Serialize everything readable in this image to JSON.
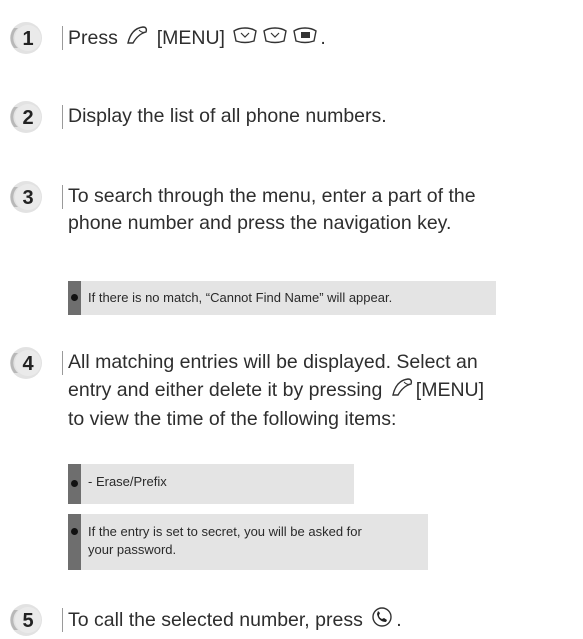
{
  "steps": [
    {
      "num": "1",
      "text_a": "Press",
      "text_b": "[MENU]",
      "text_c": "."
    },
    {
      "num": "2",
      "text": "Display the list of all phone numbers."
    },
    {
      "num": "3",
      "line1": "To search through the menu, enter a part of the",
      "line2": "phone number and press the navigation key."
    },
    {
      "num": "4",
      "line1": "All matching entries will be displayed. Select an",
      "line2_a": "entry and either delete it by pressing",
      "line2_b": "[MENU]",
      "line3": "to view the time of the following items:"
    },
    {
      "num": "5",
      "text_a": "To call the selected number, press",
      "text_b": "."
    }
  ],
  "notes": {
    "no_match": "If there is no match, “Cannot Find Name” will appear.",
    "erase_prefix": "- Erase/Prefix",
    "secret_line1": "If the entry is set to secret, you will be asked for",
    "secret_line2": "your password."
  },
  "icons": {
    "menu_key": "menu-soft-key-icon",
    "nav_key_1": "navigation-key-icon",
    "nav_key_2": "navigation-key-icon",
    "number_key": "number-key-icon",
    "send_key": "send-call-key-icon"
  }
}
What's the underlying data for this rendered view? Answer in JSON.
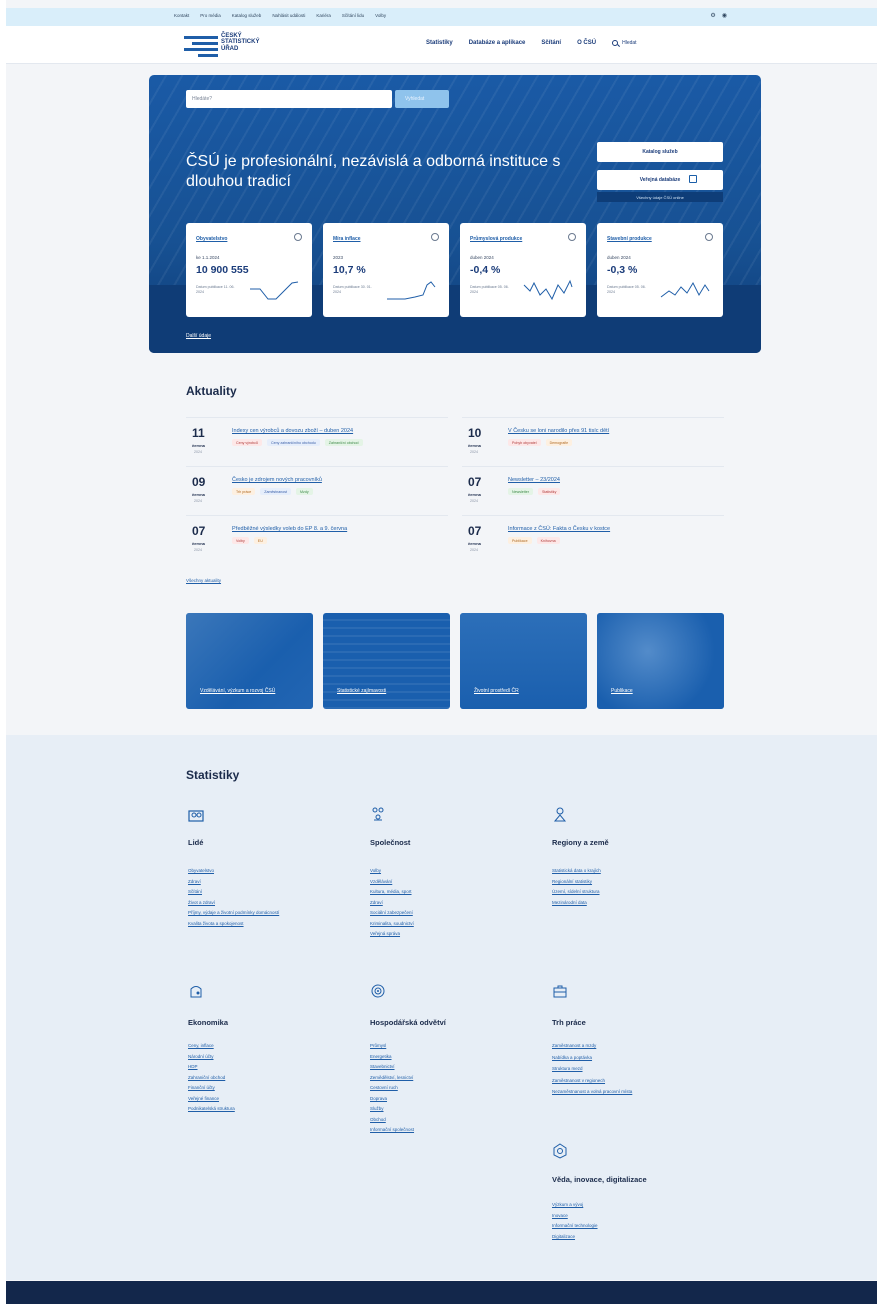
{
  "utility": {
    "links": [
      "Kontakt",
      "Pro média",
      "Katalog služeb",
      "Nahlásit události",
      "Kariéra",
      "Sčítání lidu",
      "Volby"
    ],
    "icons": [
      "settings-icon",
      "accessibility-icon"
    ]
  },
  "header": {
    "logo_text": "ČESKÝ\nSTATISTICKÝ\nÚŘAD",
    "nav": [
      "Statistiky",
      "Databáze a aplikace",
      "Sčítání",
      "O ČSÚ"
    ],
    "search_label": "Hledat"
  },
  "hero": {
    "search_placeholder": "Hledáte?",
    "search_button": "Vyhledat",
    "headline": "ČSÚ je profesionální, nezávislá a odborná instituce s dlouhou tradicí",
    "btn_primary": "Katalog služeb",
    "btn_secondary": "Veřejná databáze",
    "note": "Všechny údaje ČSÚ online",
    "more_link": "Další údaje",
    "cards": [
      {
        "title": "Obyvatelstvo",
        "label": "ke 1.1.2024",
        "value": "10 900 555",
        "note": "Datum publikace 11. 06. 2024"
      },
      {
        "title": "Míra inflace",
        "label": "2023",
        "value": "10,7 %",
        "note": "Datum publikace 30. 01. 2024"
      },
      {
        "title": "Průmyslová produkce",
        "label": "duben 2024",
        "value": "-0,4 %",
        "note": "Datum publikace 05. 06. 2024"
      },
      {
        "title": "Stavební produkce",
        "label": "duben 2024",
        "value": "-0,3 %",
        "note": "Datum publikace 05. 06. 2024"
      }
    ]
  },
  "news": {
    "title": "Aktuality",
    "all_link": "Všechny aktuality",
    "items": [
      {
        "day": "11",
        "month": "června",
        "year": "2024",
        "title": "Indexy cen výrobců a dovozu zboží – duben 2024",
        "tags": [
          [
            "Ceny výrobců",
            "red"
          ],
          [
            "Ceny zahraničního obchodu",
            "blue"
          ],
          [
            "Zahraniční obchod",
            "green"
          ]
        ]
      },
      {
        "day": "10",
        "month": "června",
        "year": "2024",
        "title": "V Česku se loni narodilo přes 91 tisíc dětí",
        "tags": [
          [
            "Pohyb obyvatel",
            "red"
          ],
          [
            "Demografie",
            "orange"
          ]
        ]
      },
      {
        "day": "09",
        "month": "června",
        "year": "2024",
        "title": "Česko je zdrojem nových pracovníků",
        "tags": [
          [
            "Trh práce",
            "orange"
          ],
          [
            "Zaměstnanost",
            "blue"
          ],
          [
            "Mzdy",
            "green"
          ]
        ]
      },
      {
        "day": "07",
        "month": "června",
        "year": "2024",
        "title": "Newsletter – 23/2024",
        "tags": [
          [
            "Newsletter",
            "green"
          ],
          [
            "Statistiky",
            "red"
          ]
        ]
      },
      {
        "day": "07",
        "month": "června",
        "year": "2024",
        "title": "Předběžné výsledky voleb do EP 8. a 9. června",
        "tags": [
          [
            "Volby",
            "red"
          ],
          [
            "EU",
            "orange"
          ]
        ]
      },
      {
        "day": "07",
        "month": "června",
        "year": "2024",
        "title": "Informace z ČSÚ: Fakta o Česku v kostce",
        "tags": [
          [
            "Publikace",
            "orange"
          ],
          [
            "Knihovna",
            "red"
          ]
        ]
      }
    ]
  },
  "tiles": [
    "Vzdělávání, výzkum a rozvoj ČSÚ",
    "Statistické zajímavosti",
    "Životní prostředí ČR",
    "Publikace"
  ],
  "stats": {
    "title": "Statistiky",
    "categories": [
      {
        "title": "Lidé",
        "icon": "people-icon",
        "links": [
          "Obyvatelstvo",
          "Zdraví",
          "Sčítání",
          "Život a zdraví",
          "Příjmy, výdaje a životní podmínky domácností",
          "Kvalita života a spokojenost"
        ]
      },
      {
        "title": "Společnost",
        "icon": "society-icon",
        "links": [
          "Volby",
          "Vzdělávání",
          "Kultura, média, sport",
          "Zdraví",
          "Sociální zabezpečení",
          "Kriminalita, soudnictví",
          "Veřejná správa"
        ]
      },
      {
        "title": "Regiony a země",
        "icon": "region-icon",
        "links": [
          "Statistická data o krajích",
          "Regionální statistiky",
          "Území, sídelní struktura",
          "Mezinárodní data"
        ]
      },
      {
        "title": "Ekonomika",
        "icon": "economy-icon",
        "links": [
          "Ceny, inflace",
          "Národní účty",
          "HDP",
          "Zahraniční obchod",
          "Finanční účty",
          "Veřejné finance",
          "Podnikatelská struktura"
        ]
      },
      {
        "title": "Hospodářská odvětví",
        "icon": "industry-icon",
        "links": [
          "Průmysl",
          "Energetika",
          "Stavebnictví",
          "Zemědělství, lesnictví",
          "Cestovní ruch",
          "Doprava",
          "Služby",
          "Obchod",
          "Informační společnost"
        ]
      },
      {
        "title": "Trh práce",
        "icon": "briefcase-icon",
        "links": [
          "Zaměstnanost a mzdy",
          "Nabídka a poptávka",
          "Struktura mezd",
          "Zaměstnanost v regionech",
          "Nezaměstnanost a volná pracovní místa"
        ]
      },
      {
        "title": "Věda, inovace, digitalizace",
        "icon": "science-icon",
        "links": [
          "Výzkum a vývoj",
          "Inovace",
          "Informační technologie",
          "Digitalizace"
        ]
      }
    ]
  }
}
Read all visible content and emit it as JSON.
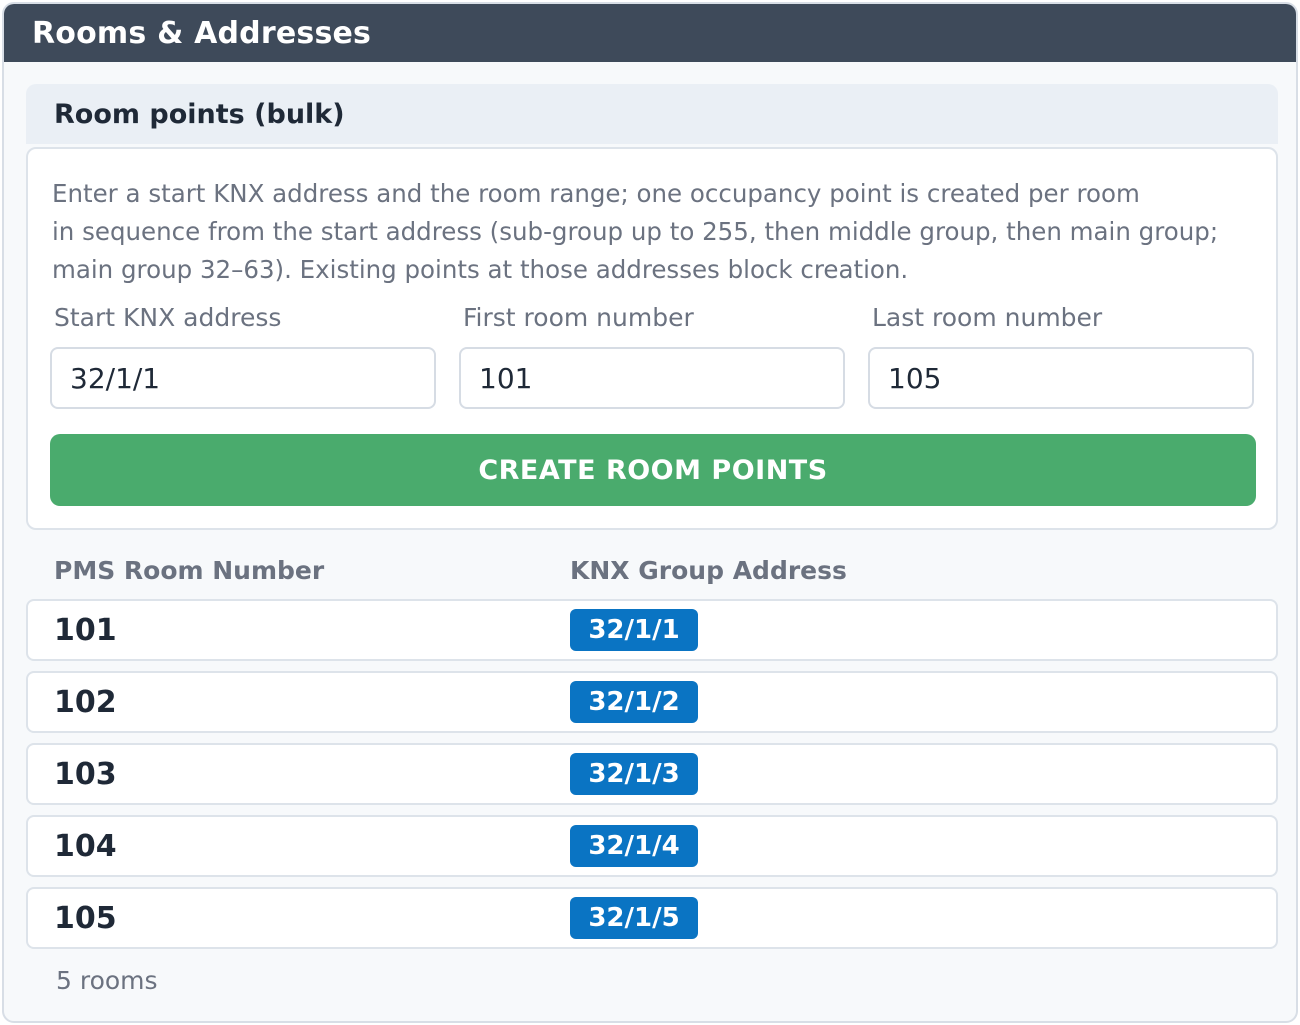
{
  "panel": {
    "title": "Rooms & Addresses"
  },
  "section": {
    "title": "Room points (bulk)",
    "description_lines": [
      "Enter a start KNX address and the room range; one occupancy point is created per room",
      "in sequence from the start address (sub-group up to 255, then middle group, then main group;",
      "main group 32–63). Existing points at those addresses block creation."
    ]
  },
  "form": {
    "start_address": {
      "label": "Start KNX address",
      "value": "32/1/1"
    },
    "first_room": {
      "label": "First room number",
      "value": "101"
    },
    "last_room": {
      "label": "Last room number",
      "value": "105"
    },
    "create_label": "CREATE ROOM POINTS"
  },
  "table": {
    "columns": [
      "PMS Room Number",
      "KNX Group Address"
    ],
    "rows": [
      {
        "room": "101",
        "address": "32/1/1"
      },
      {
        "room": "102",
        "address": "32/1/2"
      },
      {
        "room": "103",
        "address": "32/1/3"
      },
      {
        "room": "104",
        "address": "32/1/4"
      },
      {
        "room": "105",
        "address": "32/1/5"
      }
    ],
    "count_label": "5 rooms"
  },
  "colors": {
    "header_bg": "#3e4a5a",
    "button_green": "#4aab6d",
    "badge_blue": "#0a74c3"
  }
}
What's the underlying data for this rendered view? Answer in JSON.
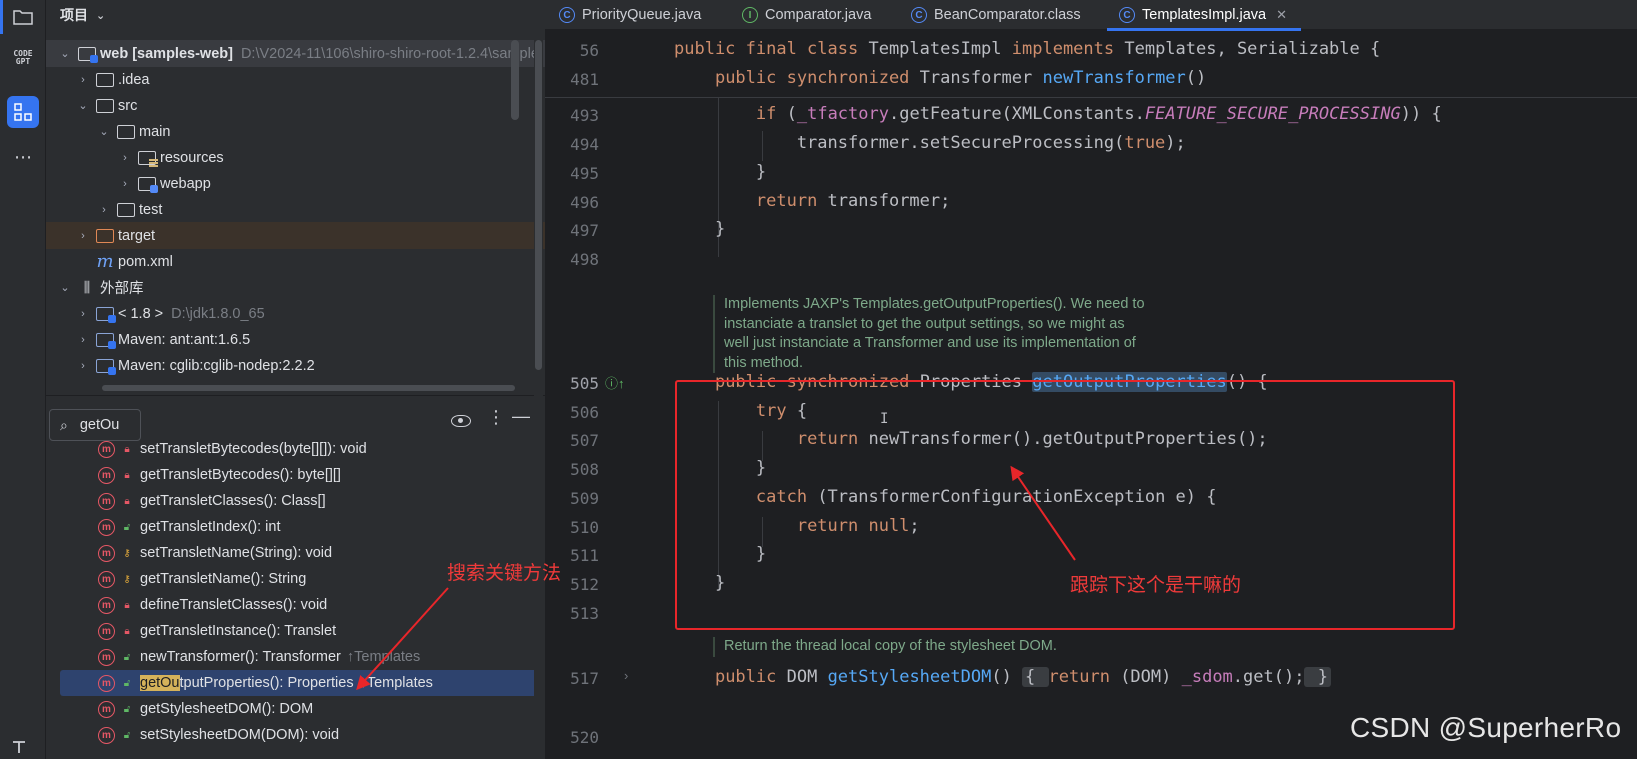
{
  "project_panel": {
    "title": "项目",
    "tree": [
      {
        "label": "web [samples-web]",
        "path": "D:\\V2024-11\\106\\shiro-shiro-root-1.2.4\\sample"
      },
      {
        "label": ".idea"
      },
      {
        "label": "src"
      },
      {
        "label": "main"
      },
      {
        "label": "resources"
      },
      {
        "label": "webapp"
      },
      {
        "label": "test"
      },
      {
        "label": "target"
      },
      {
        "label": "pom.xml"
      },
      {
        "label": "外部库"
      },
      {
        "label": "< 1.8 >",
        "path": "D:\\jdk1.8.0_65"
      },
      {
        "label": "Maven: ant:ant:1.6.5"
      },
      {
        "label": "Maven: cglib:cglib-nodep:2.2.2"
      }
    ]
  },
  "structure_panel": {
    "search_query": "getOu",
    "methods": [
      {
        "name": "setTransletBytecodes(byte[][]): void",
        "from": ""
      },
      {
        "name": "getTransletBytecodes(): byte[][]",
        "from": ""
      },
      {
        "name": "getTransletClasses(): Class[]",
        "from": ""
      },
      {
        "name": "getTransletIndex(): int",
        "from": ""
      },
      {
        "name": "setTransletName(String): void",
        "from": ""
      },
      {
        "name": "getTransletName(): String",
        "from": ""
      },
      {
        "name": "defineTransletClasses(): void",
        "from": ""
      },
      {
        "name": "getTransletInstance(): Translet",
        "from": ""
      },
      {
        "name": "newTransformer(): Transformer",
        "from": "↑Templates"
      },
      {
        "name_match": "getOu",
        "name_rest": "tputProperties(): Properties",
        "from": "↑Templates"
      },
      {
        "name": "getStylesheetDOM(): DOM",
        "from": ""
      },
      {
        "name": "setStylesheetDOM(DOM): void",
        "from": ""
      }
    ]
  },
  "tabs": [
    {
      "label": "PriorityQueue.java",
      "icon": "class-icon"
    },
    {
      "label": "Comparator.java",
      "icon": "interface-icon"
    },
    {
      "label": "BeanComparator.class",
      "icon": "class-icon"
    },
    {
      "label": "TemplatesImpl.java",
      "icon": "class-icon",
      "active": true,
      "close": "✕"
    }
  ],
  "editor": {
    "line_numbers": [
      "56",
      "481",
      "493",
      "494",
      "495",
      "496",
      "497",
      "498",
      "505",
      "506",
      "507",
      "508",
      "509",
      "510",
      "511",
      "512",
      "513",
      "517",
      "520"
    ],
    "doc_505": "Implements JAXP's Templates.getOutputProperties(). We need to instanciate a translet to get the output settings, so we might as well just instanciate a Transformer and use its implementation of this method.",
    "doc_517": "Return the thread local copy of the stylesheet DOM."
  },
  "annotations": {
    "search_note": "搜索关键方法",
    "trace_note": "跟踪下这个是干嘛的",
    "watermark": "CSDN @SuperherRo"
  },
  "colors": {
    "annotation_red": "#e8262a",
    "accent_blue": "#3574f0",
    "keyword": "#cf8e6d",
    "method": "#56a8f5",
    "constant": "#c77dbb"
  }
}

YOUR OBJECTIVE
Filter for "výrobců". Return all lines that hold it.

COMPLETE RESPONSE
        "title": "Indexy cen výrobců a dovozu zboží – duben 2024",
            "Ceny výrobců",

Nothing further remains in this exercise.